Our group rested and napped in this house for a few hours - enough time to fully appreciate it. As I lay in a hammock looking up at the entwined beams, I slowly understood that it was one of the most harmonious structures I had ever visited. A sense of peace seemed to radiate from the building itself, affecting all of us. The Secoya hammock I was lying on was also, in its simple way, a work of art. The abstract pattern of its design suggested the interstitial geometries of certain parts of the ayahuasca visions. It was impossible to imagine a more comfortable container for the human body. Each of the hammocks required months of work. Gruppo Osanimi had been trying to keep alive the traditional method of weaving, which, like every aspect of the Secoya traditions, was threatened by the assault of the modern world. The speed of change turns the younger members of the tribe away from traditions that do not seem likely to guarantee them a future. But the options they are given - working for the oil companies or slaving in sweatshops - are also dead ends.

"The West destroyed the primitives because it could not bear the challenge they represented," wrote Alex Polyari, a member of Santo Daime, a Brazilian ayahuasca church. Cut off from our own archaic roots, we could not bear the natives' unity with the natural world, their attitude towards labor (it is estimated that tribesmen worked, on average, no more than three hours a day, and work for them was only a natural extension of tribal life, not alienated labor), or their direct spirituality.

The visit to the Secoya suggested, to me anyway, that human beings hold a particular place in the cosmic scheme of things. We are meant to be the gardeners of the planet, weavers of myth, explorers and journeyers into sacred realms. Part of our exploration requires developing technologies that are both spiritual and material, but right now we have become perverse in our essence.
Hypnotized by materialist greed, we are polluting and destroying wantonly, and this mindless destruction will haunt future generations for thousands of years.

GOAL 1:
Copy the text from the Secoya visit account between "The visit to" and "in our essence.", inclusive.
GOAL 2:
Pick up the account of the visit to the Secoya after its last sentence and keep writing.

[Region and label listings]
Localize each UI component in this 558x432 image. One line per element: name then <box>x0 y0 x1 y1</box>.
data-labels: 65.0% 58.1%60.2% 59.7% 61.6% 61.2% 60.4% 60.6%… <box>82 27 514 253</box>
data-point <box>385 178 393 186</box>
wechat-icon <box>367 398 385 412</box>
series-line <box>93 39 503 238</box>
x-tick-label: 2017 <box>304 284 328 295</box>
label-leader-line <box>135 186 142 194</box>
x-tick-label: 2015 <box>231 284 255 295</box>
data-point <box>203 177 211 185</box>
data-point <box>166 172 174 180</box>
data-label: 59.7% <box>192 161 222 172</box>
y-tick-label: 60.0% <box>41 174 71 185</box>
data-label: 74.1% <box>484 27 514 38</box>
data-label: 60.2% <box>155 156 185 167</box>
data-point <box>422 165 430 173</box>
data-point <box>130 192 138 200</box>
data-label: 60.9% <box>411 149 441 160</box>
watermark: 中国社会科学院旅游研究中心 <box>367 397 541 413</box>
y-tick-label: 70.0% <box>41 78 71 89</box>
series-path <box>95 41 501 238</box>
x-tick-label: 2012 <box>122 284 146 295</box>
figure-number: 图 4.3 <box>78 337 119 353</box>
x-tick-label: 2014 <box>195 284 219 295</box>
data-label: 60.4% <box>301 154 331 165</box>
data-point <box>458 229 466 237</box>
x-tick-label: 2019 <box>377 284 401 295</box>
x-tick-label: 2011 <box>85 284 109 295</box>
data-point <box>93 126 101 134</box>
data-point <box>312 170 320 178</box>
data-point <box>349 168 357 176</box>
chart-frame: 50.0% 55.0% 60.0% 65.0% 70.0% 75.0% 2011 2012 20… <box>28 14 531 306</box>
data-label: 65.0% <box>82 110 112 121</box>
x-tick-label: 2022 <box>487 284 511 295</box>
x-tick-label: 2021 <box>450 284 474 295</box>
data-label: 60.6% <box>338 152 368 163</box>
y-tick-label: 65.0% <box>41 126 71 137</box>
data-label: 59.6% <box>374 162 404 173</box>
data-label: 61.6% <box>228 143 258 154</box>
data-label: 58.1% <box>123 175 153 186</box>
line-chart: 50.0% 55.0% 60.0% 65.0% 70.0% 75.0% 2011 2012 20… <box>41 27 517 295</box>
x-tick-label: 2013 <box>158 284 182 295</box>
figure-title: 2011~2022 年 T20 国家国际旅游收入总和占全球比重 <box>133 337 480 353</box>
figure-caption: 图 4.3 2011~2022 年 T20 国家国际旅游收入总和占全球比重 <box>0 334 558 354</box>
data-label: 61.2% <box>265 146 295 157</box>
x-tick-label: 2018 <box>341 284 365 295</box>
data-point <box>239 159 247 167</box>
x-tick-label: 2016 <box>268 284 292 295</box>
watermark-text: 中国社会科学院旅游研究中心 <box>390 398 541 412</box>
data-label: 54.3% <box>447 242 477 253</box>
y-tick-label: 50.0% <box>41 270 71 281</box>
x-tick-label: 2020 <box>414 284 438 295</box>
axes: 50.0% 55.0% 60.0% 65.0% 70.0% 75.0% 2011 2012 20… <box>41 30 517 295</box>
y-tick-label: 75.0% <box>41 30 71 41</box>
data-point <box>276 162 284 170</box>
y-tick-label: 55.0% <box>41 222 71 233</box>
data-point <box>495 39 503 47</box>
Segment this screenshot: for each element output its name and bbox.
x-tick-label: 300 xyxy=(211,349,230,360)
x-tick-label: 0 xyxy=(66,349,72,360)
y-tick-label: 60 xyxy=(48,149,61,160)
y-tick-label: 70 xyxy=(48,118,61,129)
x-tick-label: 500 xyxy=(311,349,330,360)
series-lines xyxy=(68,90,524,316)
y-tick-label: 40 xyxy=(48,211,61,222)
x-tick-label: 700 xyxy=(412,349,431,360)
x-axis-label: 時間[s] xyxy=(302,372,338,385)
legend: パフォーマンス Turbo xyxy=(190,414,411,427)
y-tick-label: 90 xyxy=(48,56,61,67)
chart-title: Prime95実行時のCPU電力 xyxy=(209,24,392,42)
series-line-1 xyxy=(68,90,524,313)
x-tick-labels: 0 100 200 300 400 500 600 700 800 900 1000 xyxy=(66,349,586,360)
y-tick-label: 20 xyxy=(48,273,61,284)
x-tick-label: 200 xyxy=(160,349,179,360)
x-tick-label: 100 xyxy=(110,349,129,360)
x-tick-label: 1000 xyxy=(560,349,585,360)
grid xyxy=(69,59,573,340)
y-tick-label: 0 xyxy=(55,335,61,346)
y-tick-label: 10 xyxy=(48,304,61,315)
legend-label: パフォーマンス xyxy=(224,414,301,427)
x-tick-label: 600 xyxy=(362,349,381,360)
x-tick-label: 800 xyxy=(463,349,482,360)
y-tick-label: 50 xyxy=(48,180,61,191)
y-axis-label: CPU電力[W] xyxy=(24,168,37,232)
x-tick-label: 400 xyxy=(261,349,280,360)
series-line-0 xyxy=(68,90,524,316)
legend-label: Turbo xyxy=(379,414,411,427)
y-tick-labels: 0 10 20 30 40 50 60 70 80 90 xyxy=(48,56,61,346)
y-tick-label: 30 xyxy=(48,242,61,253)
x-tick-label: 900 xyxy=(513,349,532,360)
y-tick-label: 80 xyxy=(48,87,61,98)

FINAL RESULT 1:
The visit to the Secoya suggested, to me anyway, that human beings hold a particular place in the cosmic scheme of things. We are meant to be the gardeners of the planet, weavers of myth, explorers and journeyers into sacred realms. Part of our exploration requires developing technologies that are both spiritual and material, but right now we have become perverse in our essence.

FINAL RESULT 2:
According to every spiritual tradition, there is only one thing you take with you after death, and that is the level of development of your consciousness and your soul. Nothing else matters. The visions I have received from ayahuasca support the truth of thiis perspective.

Months later, in New York, I brewed a batch of ayahuasca for myself and two friends. This time I used the traditional plants. Having prepared ayahausca a number of times now, I have noticed that the experience sometimes seems to coordinate with the dreams I have the night before taking it, as the Secoya believe. The night before this particular trip, I dreamt I was sent an old-fashioned banker's check in the mail. I opened the envelope and the check had "Phantasticum, $2000" written on it.

What follows is my account of that trip:

I saw Don Caesario, the Secoya shaman, walking around his house, sitting on a hammock. He was there for me as a helpful and supportive presence. Then there was a mandala pattern, a shimmering disk swarmed by energy. This was a vibrating quantum event, an egg dancing in the midst of millions of worshipful sperm. Lattices wove around it in patterned formations.

The visionary colors were ecstatic hues of purple, violet, every element of the spectrum pushed into a kind of neon radiance. The visibility on this trip was excellent, but it was hard to slow down to examine anything closely. The speed of the encounters and transmutations was overwhelming; generally, phenomena in the "spirit world" seem to move at an incredible velocity. For a moment I visited Burning Man at night - that desert vista of laser beams and flame throwers, glowing art cars and costumed lunatics - then I zipped back to the DMT dimension.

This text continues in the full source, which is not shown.